- Written instruction
Pull out every line in the data that has the string "ἔνθα" in it.

Start of Data

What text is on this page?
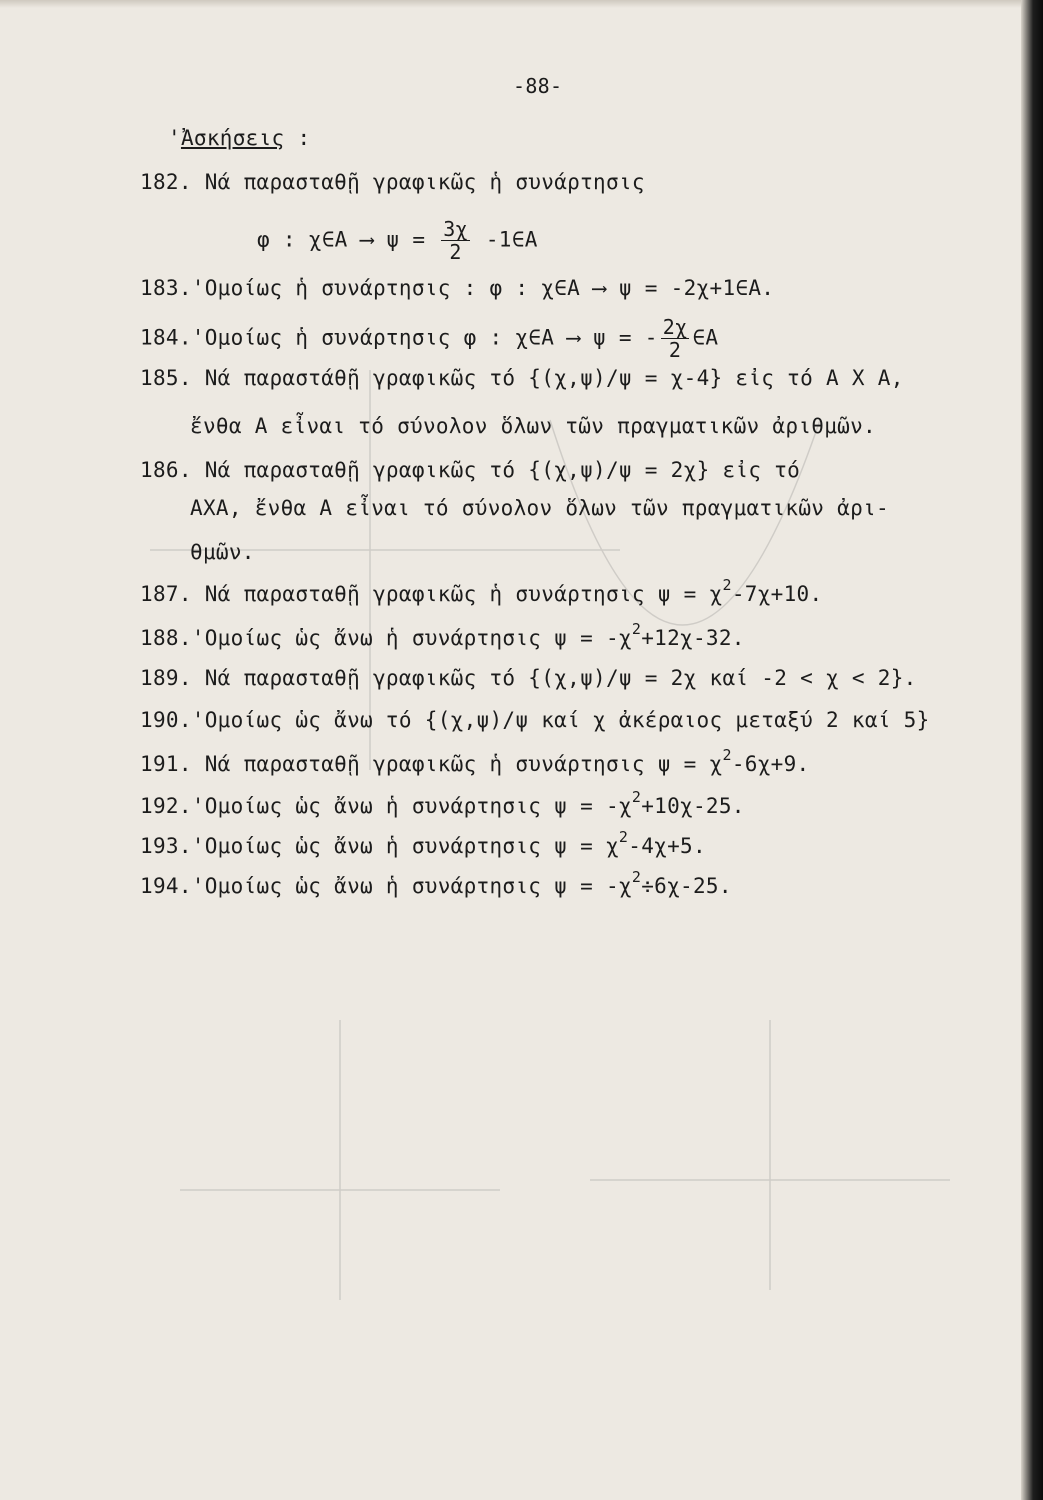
-88-
'Ἀσκήσεις :
182. Νά παρασταθῇ γραφικῶς ἡ συνάρτησις
φ : χ∈Α ⟶ $\psi = \frac{3\chi}{2}$ -1∈Α
183.'Ομοίως ἡ συνάρτησις : φ : χ∈Α ⟶ ψ = -2χ+1∈Α.
184.'Ομοίως ἡ συνάρτησις φ : χ∈Α ⟶ ψ = - $\frac{2\chi}{2}$ ∈Α
185. Νά παραστάθῇ γραφικῶς τό {(χ,ψ)/ψ = χ-4} εἰς τό Α Χ Α,
ἔνθα Α εἶναι τό σύνολον ὅλων τῶν πραγματικῶν ἀριθμῶν.
186. Νά παρασταθῇ γραφικῶς τό {(χ,ψ)/ψ = 2χ} εἰς τό
ΑΧΑ, ἔνθα Α εἶναι τό σύνολον ὅλων τῶν πραγματικῶν ἀρι-
θμῶν.
187. Νά παρασταθῇ γραφικῶς ἡ συνάρτησις $\psi = \chi^2-7\chi+10$.
188.'Ομοίως ὡς ἄνω ἡ συνάρτησις $\psi = -\chi^2+12\chi-32$.
189. Νά παρασταθῇ γραφικῶς τό {(χ,ψ)/ψ = 2χ καί -2 < χ < 2}.
190.'Ομοίως ὡς ἄνω τό {(χ,ψ)/ψ καί χ ἀκέραιος μεταξύ 2 καί 5}
191. Νά παρασταθῇ γραφικῶς ἡ συνάρτησις $\psi = \chi^2-6\chi+9$.
192.'Ομοίως ὡς ἄνω ἡ συνάρτησις $\psi = -\chi^2+10\chi-25$.
193.'Ομοίως ὡς ἄνω ἡ συνάρτησις $\psi = \chi^2-4\chi+5$.
194.'Ομοίως ὡς ἄνω ἡ συνάρτησις $\psi = -\chi^2\div 6\chi-25$.
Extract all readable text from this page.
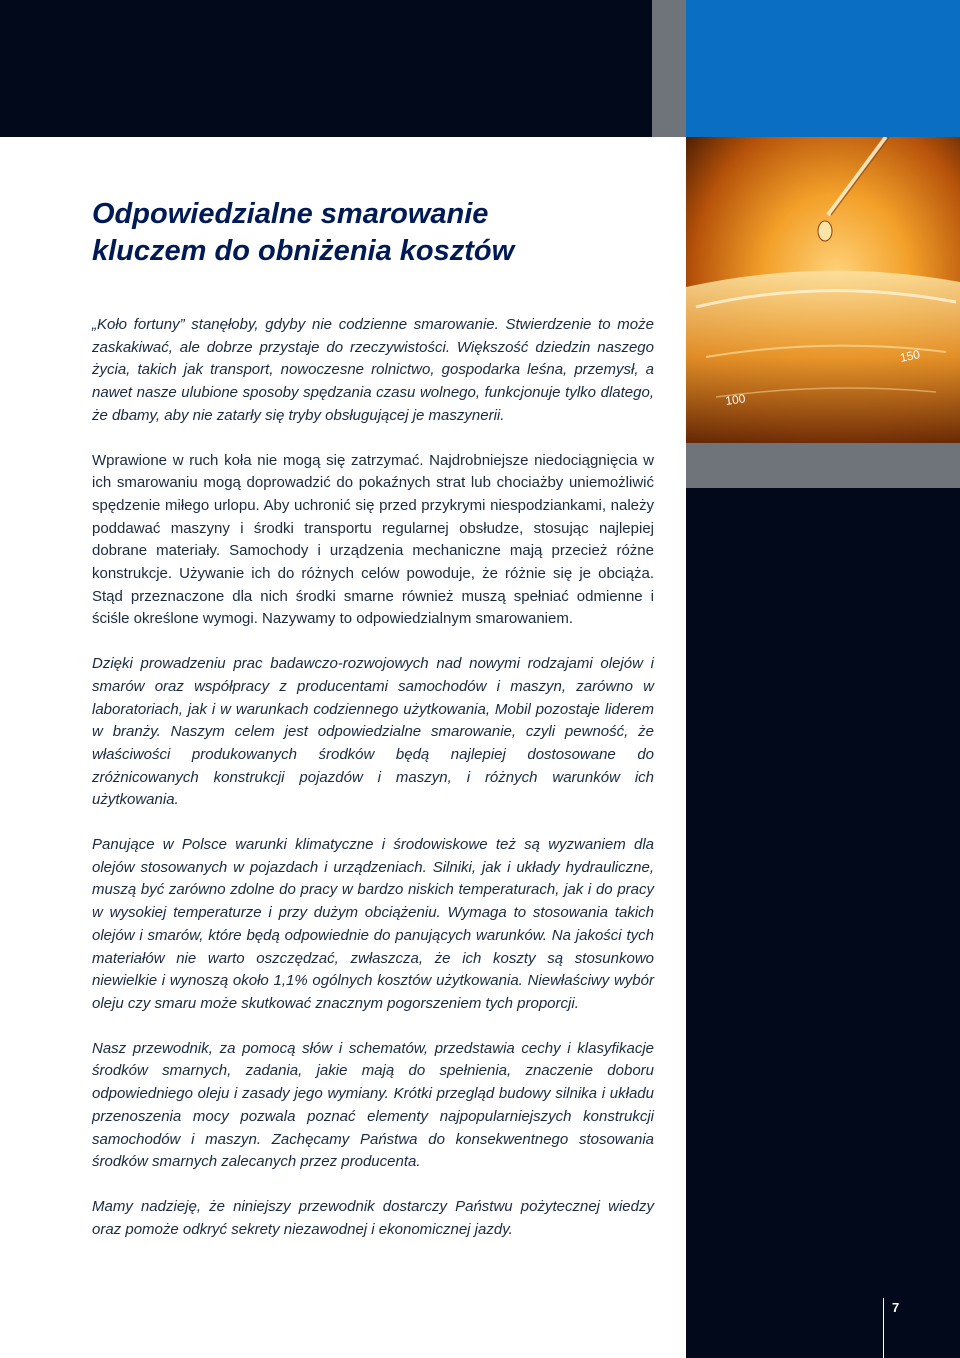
150
100
Odpowiedzialne smarowanie
kluczem do obniżenia kosztów

„Koło fortuny” stanęłoby, gdyby nie codzienne smarowanie. Stwierdzenie to może zaskakiwać, ale dobrze przystaje do rzeczywistości. Większość dziedzin naszego życia, takich jak transport, nowoczesne rolnictwo, gospodarka leśna, przemysł, a nawet nasze ulubione sposoby spędzania czasu wolnego, funkcjonuje tylko dlatego, że dbamy, aby nie zatarły się tryby obsługującej je maszynerii.

Wprawione w ruch koła nie mogą się zatrzymać. Najdrobniejsze niedociągnięcia w ich smarowaniu mogą doprowadzić do pokaźnych strat lub chociażby uniemożliwić spędzenie miłego urlopu. Aby uchronić się przed przykrymi niespodziankami, należy poddawać maszyny i środki transportu regularnej obsłudze, stosując najlepiej dobrane materiały. Samochody i urządzenia mechaniczne mają przecież różne konstrukcje. Używanie ich do różnych celów powoduje, że różnie się je obciąża. Stąd przeznaczone dla nich środki smarne również muszą spełniać odmienne i ściśle określone wymogi. Nazywamy to odpowiedzialnym smarowaniem.

Dzięki prowadzeniu prac badawczo-rozwojowych nad nowymi rodzajami olejów i smarów oraz współpracy z producentami samochodów i maszyn, zarówno w laboratoriach, jak i w warunkach codziennego użytkowania, Mobil pozostaje liderem w branży. Naszym celem jest odpowiedzialne smarowanie, czyli pewność, że właściwości produkowanych środków będą najlepiej dostosowane do zróżnicowanych konstrukcji pojazdów i maszyn, i różnych warunków ich użytkowania.

Panujące w Polsce warunki klimatyczne i środowiskowe też są wyzwaniem dla olejów stosowanych w pojazdach i urządzeniach. Silniki, jak i układy hydrauliczne, muszą być zarówno zdolne do pracy w bardzo niskich temperaturach, jak i do pracy w wysokiej temperaturze i przy dużym obciążeniu. Wymaga to stosowania takich olejów i smarów, które będą odpowiednie do panujących warunków. Na jakości tych materiałów nie warto oszczędzać, zwłaszcza, że ich koszty są stosunkowo niewielkie i wynoszą około 1,1% ogólnych kosztów użytkowania. Niewłaściwy wybór oleju czy smaru może skutkować znacznym pogorszeniem tych proporcji.

Nasz przewodnik, za pomocą słów i schematów, przedstawia cechy i klasyfikacje środków smarnych, zadania, jakie mają do spełnienia, znaczenie doboru odpowiedniego oleju i zasady jego wymiany. Krótki przegląd budowy silnika i układu przenoszenia mocy pozwala poznać elementy najpopularniejszych konstrukcji samochodów i maszyn. Zachęcamy Państwa do konsekwentnego stosowania środków smarnych zalecanych przez producenta.

Mamy nadzieję, że niniejszy przewodnik dostarczy Państwu pożytecznej wiedzy oraz pomoże odkryć sekrety niezawodnej i ekonomicznej jazdy.

7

End of Data

- The reply
ἔνθα Α εἶναι τό σύνολον ὅλων τῶν πραγματικῶν ἀριθμῶν.
ΑΧΑ, ἔνθα Α εἶναι τό σύνολον ὅλων τῶν πραγματικῶν ἀρι-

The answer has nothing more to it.